Your instructions: Compile every line that includes the word "description".

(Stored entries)
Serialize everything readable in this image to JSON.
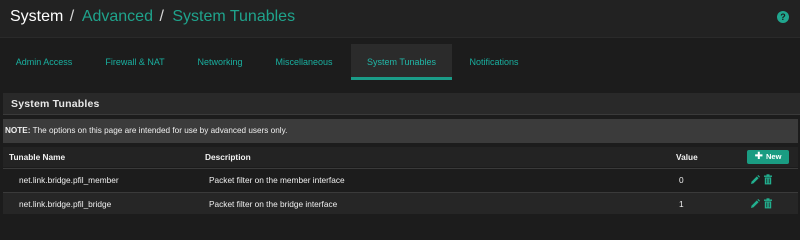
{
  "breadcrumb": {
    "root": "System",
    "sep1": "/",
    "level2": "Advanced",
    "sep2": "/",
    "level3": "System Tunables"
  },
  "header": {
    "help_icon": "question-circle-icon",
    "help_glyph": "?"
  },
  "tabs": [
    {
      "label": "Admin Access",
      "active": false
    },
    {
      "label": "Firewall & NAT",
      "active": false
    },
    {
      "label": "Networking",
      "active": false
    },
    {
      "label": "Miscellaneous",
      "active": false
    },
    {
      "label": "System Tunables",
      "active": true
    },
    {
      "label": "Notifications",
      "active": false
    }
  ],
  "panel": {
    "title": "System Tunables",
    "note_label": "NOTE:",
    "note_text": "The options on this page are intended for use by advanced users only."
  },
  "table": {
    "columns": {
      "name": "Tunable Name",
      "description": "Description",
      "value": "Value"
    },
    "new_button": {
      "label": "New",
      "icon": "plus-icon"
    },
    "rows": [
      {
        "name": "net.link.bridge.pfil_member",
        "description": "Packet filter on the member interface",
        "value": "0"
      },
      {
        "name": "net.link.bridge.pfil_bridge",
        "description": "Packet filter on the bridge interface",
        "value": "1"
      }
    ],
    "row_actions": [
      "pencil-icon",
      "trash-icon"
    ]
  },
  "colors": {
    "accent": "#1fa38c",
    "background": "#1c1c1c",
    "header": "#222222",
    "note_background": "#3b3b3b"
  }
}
--
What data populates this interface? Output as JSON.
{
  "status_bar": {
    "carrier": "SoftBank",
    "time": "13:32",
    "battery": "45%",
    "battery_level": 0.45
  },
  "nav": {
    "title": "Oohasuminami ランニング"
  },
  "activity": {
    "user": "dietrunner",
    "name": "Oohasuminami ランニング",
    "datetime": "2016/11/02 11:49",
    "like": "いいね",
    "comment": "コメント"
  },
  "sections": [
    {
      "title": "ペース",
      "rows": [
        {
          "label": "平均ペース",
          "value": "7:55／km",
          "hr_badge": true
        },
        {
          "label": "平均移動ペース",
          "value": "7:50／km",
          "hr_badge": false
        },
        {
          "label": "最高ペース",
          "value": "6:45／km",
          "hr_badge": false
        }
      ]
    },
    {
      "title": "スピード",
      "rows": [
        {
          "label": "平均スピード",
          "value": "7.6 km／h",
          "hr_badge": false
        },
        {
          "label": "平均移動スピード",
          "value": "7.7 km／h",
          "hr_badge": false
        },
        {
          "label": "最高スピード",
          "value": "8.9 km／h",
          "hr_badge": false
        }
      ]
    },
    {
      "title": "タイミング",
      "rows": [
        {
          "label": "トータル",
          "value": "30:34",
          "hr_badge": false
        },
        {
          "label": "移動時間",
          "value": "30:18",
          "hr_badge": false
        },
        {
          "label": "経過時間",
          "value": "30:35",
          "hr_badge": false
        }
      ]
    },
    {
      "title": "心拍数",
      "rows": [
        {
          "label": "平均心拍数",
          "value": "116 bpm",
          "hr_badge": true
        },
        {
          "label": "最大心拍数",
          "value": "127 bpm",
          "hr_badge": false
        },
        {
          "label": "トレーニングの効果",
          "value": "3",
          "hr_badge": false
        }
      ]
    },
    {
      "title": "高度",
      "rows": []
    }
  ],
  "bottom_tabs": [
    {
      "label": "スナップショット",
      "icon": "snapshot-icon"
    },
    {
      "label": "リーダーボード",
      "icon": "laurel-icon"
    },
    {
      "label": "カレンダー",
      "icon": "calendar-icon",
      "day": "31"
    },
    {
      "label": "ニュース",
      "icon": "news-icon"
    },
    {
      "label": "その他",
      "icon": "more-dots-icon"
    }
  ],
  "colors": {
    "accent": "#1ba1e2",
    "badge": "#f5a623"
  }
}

Reply to the task:
      "description": "Description",
        "description": "Packet filter on the member interface",
        "description": "Packet filter on the bridge interface",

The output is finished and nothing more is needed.